▶ **Task instructions**
Gather all lines from the material that contain "JSON".

Source data
^^^^

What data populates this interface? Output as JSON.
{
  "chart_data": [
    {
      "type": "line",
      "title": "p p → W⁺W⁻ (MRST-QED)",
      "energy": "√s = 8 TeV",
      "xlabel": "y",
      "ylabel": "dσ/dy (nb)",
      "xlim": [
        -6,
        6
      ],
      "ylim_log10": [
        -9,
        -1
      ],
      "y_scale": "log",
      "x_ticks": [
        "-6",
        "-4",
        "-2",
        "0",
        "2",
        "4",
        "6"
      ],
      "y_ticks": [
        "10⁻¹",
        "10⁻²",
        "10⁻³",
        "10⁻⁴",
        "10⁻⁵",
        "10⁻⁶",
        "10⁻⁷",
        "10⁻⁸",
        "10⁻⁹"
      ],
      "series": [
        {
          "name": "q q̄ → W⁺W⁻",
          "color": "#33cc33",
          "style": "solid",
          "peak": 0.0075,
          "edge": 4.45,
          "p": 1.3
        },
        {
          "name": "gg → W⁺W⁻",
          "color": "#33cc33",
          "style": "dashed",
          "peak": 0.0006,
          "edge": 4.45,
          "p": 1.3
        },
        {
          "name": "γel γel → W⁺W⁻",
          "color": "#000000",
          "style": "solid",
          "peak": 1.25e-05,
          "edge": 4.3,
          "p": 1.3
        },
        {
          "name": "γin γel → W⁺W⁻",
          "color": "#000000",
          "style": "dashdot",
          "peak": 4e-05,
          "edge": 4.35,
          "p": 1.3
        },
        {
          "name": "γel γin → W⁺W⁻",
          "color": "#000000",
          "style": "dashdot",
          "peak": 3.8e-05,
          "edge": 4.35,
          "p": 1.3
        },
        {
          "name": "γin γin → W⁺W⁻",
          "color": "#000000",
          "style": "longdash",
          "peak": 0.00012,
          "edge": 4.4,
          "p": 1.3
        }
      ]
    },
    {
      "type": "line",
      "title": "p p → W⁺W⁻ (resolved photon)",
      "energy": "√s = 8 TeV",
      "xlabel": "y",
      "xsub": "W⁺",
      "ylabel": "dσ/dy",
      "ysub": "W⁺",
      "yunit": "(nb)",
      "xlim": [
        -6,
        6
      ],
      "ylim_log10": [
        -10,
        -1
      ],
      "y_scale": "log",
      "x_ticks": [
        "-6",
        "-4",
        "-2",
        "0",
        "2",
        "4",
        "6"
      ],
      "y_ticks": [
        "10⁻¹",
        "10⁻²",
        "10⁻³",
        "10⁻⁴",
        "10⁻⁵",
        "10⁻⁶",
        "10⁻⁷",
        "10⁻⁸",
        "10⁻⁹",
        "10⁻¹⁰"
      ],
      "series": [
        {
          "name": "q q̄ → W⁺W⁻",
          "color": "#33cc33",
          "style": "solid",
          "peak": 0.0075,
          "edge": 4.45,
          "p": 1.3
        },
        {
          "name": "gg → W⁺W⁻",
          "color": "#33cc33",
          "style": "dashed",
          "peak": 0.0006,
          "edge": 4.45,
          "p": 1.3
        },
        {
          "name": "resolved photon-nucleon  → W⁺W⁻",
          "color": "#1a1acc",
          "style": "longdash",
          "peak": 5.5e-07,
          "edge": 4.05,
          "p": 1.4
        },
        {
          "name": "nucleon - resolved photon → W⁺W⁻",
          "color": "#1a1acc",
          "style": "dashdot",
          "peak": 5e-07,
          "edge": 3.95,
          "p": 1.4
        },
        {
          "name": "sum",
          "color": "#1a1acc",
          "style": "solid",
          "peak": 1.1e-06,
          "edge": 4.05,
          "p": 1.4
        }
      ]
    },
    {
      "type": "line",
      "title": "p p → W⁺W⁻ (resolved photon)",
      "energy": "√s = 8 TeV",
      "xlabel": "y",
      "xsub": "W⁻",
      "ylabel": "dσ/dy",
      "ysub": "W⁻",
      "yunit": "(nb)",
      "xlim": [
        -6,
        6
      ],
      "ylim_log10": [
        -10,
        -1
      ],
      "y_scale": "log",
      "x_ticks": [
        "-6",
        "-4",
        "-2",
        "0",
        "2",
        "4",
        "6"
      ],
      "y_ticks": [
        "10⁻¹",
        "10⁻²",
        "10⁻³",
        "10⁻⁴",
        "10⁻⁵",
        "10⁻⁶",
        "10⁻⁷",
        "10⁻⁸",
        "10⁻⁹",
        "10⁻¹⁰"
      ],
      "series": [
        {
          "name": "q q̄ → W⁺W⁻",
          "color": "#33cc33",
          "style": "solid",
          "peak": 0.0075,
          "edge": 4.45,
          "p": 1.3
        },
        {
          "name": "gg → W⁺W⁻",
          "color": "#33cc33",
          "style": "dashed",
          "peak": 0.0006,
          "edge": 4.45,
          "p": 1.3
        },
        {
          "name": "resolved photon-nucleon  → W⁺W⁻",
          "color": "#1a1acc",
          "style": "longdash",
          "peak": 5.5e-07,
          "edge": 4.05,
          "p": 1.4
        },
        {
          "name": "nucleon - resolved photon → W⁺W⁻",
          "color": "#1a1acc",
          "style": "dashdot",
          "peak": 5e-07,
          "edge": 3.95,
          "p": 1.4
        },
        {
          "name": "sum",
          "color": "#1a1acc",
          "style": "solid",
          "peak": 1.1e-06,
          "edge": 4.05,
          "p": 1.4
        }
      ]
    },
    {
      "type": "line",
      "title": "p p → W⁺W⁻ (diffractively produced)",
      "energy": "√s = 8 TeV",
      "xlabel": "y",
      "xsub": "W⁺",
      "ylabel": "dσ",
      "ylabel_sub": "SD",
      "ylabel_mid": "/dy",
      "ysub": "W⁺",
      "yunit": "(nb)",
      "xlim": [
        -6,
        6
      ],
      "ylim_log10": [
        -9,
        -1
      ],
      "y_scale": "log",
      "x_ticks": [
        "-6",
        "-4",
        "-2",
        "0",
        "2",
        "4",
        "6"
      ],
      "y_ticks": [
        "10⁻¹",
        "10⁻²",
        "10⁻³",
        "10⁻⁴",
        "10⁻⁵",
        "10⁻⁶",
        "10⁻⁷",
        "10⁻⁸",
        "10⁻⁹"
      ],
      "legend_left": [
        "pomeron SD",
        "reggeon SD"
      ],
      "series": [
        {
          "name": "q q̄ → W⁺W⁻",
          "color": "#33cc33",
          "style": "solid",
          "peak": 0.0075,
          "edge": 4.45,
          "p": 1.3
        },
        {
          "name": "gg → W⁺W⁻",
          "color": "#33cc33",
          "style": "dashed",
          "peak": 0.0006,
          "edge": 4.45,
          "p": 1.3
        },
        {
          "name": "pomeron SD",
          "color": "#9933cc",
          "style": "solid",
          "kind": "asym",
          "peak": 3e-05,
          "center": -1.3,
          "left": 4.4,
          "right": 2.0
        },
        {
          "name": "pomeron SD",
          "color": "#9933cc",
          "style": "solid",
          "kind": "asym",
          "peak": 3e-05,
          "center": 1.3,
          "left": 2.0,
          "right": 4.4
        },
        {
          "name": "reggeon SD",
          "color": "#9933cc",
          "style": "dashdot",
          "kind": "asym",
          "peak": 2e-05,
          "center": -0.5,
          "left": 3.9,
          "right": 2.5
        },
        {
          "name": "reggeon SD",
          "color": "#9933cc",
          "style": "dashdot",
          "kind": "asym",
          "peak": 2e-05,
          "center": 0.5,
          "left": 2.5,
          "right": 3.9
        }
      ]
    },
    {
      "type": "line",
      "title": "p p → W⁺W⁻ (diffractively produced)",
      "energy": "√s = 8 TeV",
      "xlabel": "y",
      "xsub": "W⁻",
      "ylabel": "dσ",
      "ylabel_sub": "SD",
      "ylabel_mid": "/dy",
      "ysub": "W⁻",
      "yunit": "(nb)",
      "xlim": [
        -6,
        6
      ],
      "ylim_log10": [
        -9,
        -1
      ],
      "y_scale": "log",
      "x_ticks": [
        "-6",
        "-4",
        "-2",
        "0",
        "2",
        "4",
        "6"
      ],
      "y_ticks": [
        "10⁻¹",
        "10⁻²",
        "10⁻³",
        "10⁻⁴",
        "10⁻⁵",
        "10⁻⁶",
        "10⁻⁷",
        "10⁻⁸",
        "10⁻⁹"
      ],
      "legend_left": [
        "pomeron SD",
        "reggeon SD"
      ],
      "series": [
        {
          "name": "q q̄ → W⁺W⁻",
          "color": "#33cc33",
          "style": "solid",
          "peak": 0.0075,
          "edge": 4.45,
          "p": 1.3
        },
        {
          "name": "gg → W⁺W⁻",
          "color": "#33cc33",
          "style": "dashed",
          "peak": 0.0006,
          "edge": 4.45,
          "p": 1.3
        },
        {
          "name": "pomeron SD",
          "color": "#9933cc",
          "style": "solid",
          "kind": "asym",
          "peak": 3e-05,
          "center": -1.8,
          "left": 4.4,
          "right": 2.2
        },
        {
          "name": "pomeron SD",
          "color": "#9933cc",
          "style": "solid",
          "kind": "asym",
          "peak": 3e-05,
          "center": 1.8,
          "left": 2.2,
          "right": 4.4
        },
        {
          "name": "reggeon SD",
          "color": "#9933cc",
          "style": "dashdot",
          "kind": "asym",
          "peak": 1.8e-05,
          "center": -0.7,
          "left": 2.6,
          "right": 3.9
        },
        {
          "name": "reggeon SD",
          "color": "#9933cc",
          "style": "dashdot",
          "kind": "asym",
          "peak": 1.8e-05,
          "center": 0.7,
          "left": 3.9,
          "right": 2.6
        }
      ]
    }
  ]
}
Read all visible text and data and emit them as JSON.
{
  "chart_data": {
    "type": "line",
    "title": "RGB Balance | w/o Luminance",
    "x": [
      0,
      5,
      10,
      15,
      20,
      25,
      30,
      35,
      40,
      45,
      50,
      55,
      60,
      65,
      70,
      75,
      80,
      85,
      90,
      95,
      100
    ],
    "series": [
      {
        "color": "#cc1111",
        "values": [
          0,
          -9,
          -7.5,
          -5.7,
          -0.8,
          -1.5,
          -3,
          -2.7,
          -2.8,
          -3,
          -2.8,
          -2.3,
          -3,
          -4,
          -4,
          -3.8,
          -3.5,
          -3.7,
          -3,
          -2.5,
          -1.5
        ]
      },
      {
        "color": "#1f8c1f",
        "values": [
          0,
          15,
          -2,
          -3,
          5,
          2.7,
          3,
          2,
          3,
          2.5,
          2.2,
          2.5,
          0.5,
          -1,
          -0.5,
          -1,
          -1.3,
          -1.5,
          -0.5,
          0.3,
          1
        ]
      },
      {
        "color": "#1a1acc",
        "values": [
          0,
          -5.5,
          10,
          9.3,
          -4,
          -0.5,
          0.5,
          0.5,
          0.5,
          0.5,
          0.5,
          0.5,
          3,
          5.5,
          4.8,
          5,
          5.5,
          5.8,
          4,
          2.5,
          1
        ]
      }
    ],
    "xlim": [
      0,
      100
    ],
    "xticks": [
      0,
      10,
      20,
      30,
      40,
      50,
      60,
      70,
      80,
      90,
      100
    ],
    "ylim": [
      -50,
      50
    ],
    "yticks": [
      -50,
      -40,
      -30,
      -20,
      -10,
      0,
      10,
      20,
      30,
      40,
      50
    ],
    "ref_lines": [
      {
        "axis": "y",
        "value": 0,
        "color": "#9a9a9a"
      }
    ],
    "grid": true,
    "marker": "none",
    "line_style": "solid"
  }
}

^^^^

▶ **Output below**
What data populates this interface? Output as JSON.
Read all visible text and data and emit them as JSON.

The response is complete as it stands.